Short task:
Omit all pictures. Quote the lines from the one with "Type out the text in this image." through the end of the listing below, exactly as they appear.

Data section:
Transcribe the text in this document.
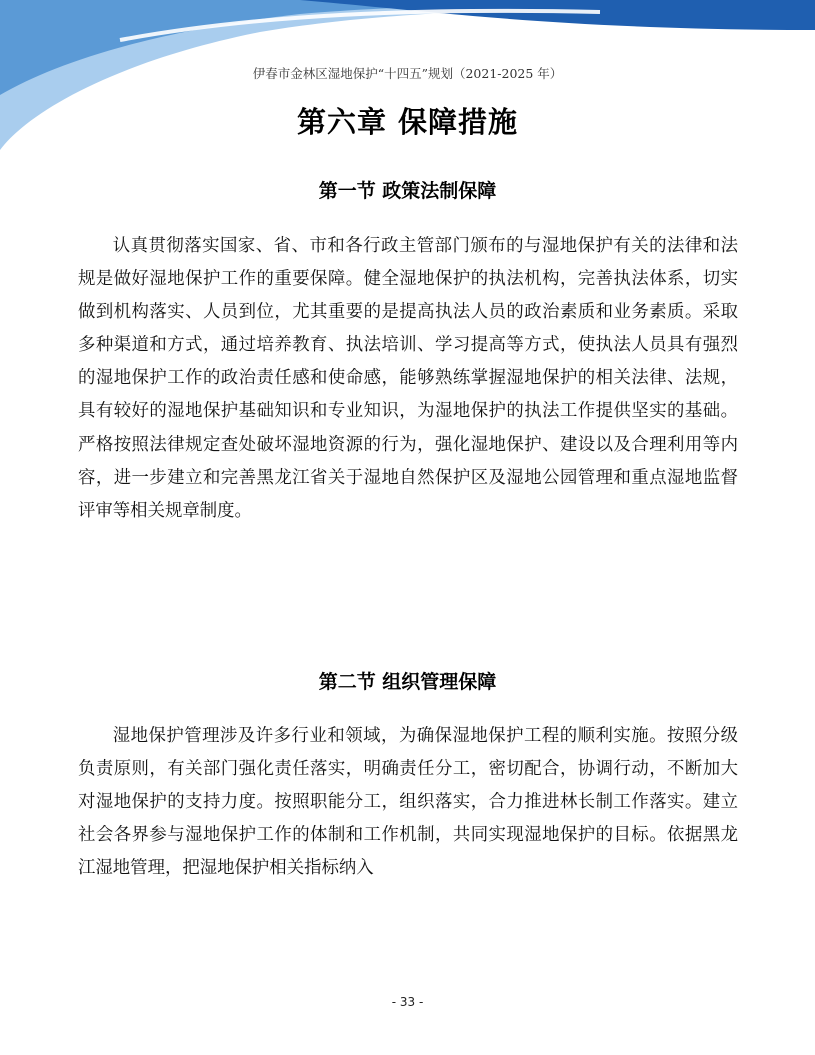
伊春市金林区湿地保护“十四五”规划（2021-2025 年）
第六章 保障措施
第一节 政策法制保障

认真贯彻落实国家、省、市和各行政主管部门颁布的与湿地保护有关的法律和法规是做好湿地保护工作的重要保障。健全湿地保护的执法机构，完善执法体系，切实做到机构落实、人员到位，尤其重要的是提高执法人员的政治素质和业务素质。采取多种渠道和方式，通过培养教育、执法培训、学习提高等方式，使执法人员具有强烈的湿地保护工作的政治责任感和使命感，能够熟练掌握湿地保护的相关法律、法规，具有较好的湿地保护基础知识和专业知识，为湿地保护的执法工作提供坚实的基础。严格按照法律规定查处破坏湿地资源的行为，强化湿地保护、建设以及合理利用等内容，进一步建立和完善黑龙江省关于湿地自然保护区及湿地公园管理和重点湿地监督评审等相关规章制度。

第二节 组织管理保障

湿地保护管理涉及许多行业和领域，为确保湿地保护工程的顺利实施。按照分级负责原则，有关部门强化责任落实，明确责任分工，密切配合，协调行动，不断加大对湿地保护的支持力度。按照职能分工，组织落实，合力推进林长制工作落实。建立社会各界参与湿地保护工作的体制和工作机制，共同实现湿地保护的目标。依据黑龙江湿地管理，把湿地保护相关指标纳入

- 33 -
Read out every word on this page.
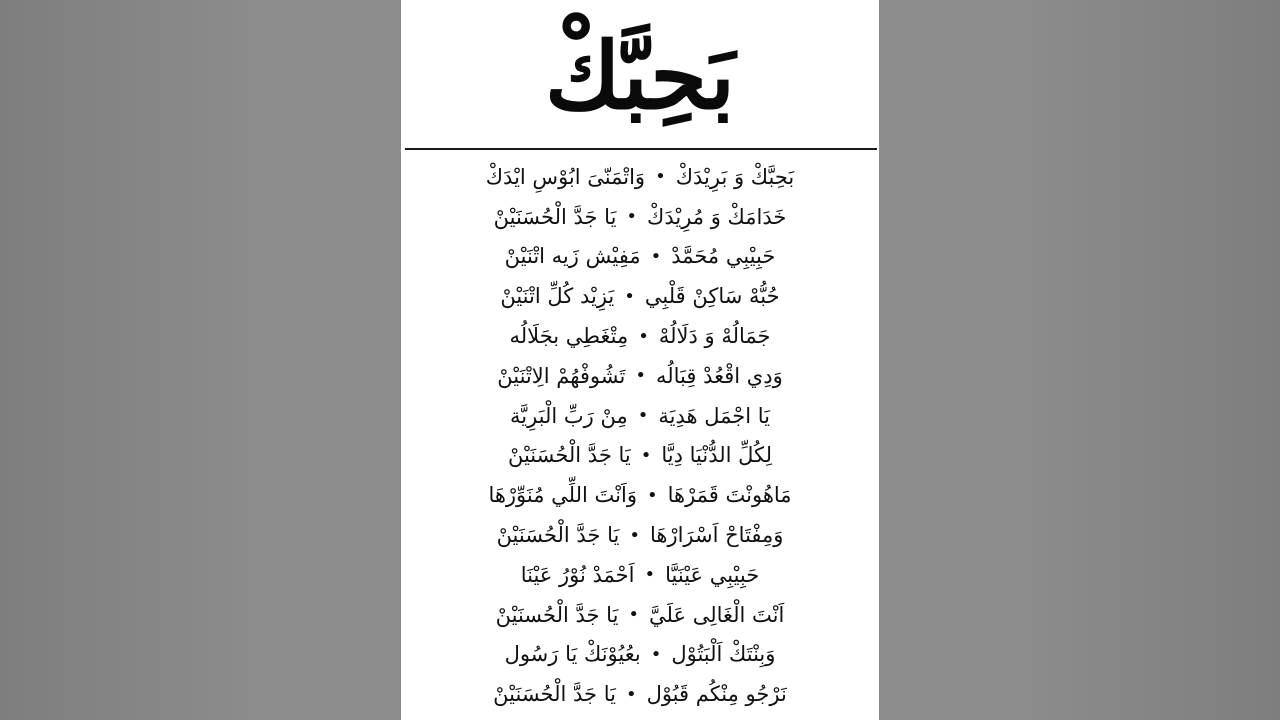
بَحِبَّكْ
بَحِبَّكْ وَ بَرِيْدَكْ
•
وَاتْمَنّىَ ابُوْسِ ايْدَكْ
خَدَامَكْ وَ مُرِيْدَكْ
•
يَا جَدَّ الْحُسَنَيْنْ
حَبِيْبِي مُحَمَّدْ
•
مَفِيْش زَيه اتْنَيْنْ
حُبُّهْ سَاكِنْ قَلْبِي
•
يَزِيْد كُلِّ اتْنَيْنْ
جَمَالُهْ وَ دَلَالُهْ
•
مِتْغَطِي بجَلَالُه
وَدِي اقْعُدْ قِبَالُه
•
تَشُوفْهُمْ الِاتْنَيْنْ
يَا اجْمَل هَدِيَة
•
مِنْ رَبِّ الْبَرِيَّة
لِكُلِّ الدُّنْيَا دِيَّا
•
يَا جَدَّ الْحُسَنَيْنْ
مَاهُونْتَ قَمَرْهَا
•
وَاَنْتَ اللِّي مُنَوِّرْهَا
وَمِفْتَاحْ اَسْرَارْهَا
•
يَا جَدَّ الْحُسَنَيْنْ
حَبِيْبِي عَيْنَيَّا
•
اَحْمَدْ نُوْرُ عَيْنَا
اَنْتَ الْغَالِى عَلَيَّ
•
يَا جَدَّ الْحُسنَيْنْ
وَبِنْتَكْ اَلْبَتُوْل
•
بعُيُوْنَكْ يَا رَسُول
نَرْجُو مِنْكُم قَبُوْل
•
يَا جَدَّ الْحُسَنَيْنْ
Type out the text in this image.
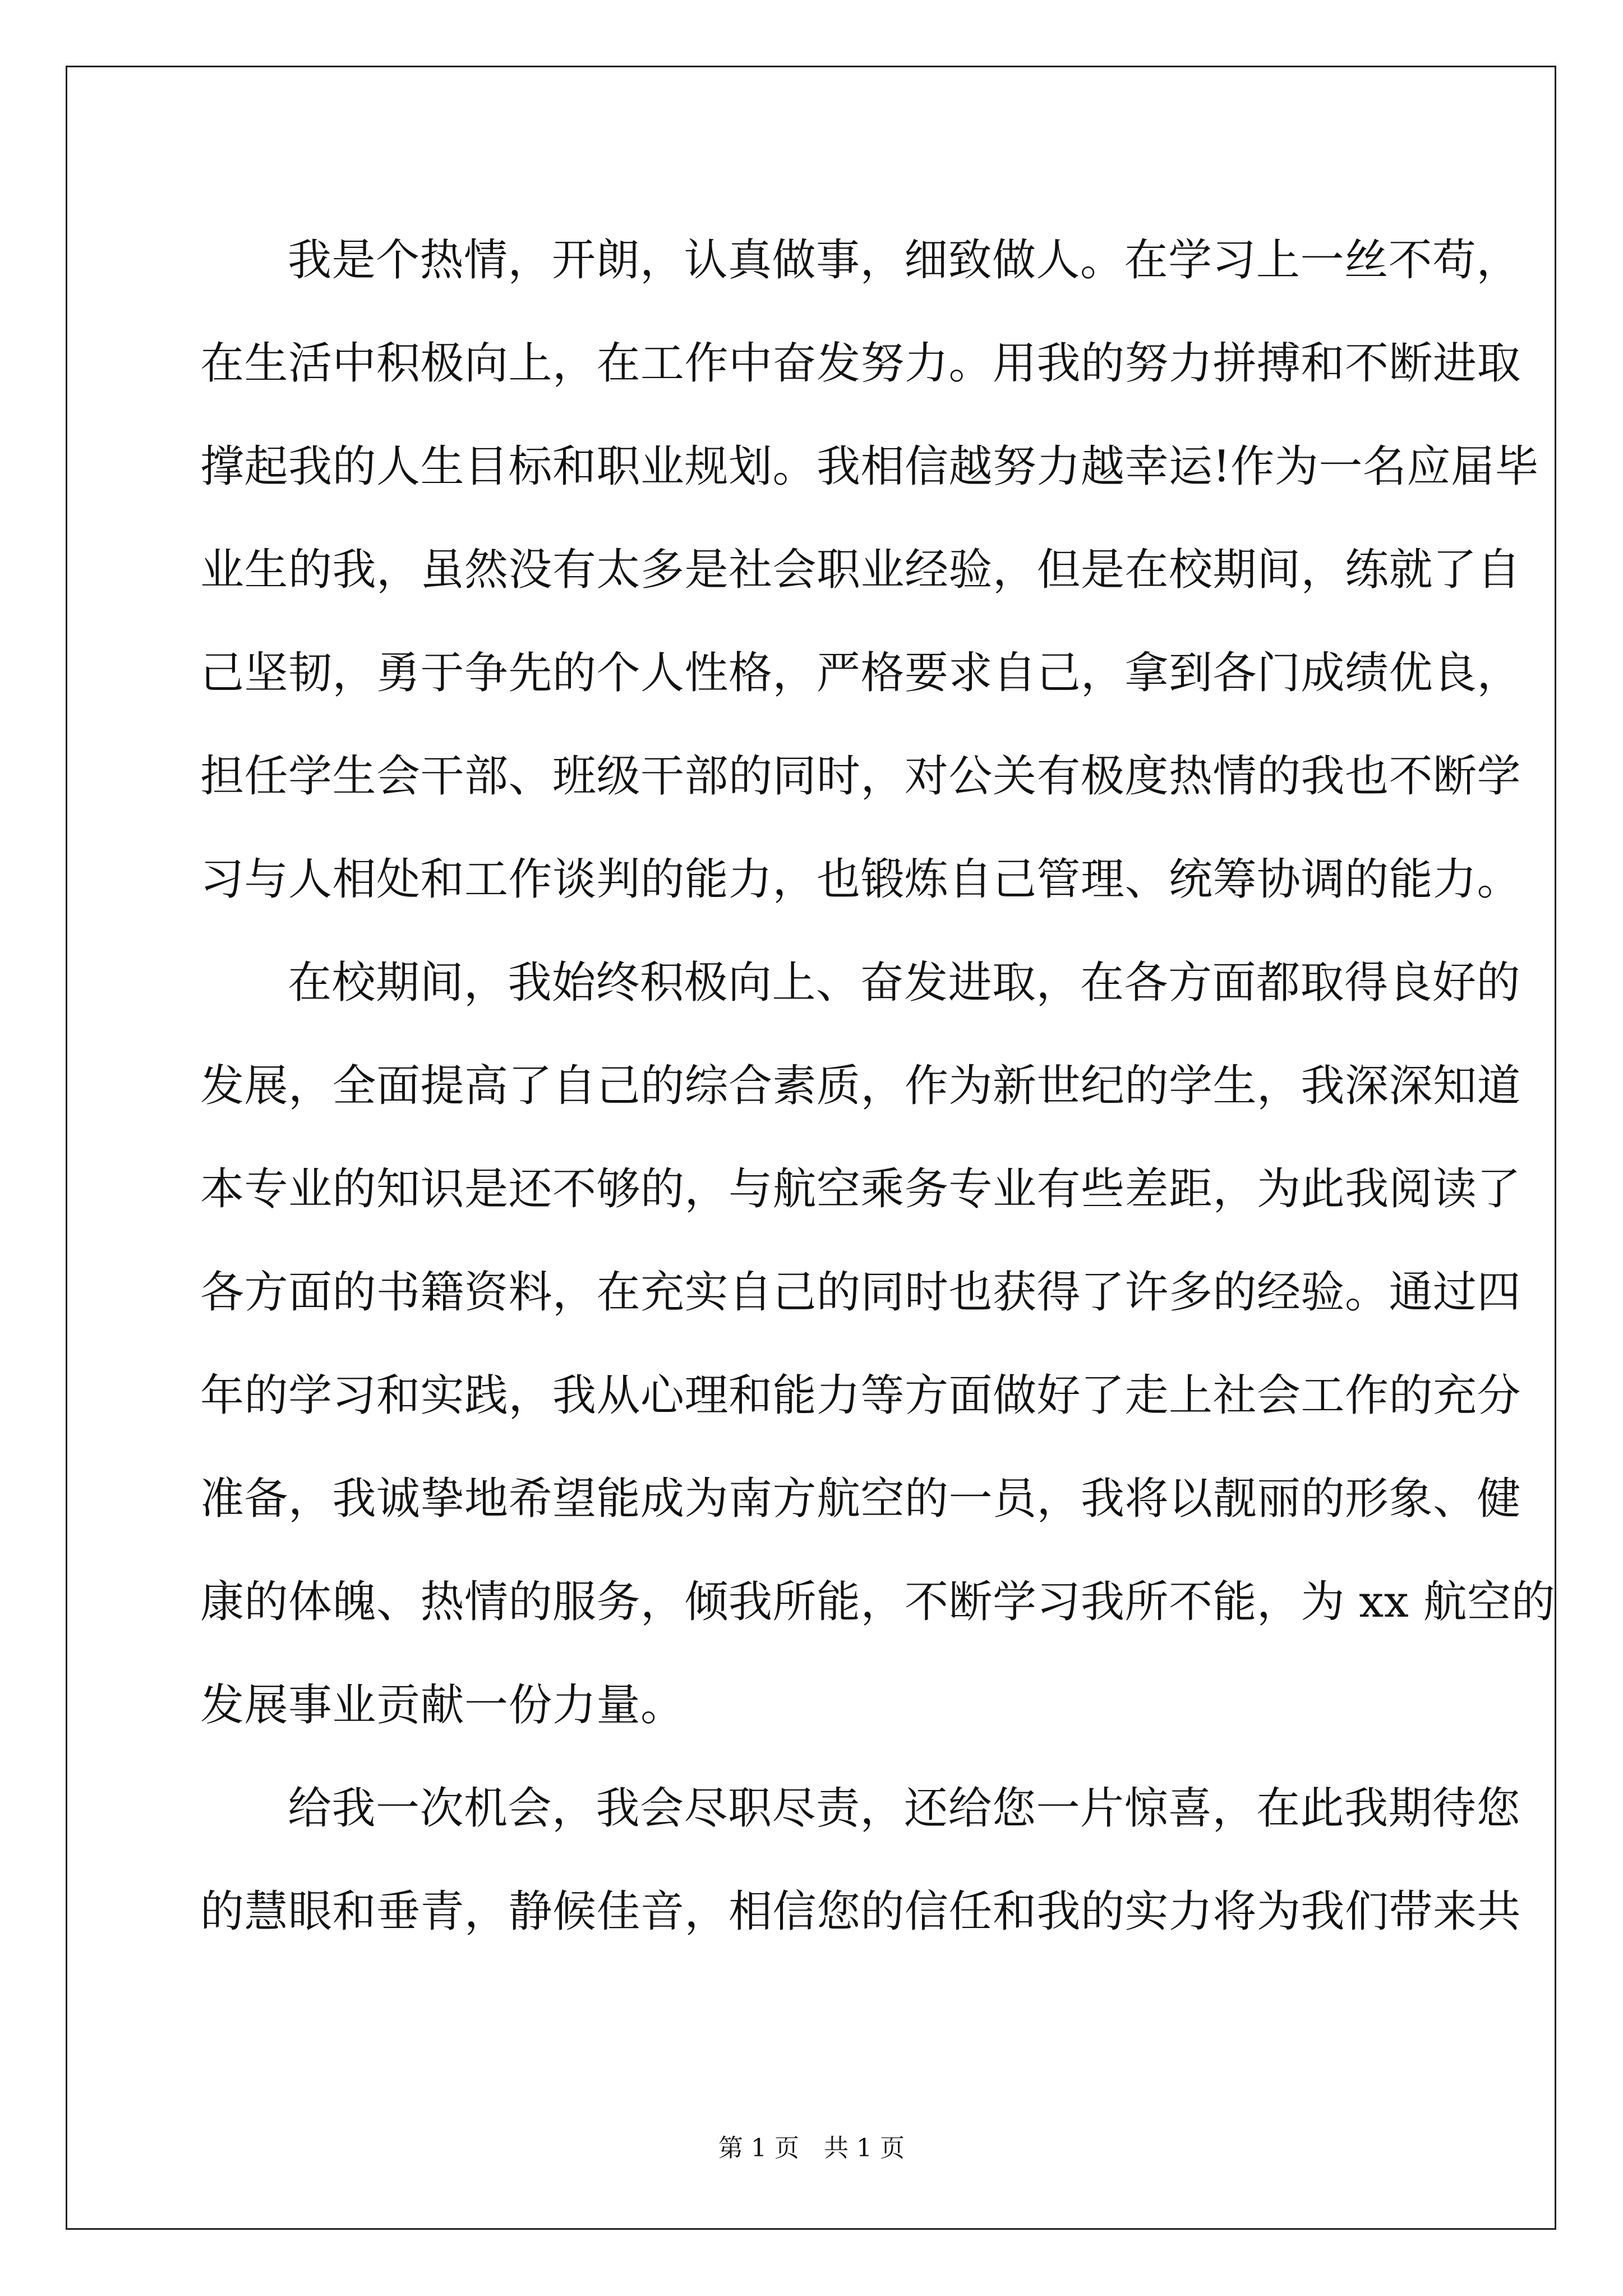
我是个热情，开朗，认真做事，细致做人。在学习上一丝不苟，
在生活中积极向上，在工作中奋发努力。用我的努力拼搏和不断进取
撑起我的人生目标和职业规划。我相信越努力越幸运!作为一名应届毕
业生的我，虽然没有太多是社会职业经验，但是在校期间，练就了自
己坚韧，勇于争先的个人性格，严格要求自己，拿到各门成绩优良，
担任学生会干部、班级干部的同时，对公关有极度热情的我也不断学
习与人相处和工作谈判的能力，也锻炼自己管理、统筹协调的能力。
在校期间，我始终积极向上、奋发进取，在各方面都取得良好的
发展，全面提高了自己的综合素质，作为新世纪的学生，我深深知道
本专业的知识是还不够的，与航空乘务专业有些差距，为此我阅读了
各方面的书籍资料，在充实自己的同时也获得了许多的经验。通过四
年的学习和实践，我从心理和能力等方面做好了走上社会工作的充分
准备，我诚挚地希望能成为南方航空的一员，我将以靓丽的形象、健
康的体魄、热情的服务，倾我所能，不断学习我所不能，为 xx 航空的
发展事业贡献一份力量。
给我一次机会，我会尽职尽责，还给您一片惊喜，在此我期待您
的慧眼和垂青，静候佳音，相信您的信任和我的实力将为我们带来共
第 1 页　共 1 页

Result:
Type out the text in this image.
我是个热情，开朗，认真做事，细致做人。在学习上一丝不苟，
在生活中积极向上，在工作中奋发努力。用我的努力拼搏和不断进取
撑起我的人生目标和职业规划。我相信越努力越幸运!作为一名应届毕
业生的我，虽然没有太多是社会职业经验，但是在校期间，练就了自
己坚韧，勇于争先的个人性格，严格要求自己，拿到各门成绩优良，
担任学生会干部、班级干部的同时，对公关有极度热情的我也不断学
习与人相处和工作谈判的能力，也锻炼自己管理、统筹协调的能力。
在校期间，我始终积极向上、奋发进取，在各方面都取得良好的
发展，全面提高了自己的综合素质，作为新世纪的学生，我深深知道
本专业的知识是还不够的，与航空乘务专业有些差距，为此我阅读了
各方面的书籍资料，在充实自己的同时也获得了许多的经验。通过四
年的学习和实践，我从心理和能力等方面做好了走上社会工作的充分
准备，我诚挚地希望能成为南方航空的一员，我将以靓丽的形象、健
康的体魄、热情的服务，倾我所能，不断学习我所不能，为 xx 航空的
发展事业贡献一份力量。
给我一次机会，我会尽职尽责，还给您一片惊喜，在此我期待您
的慧眼和垂青，静候佳音，相信您的信任和我的实力将为我们带来共
第 1 页　共 1 页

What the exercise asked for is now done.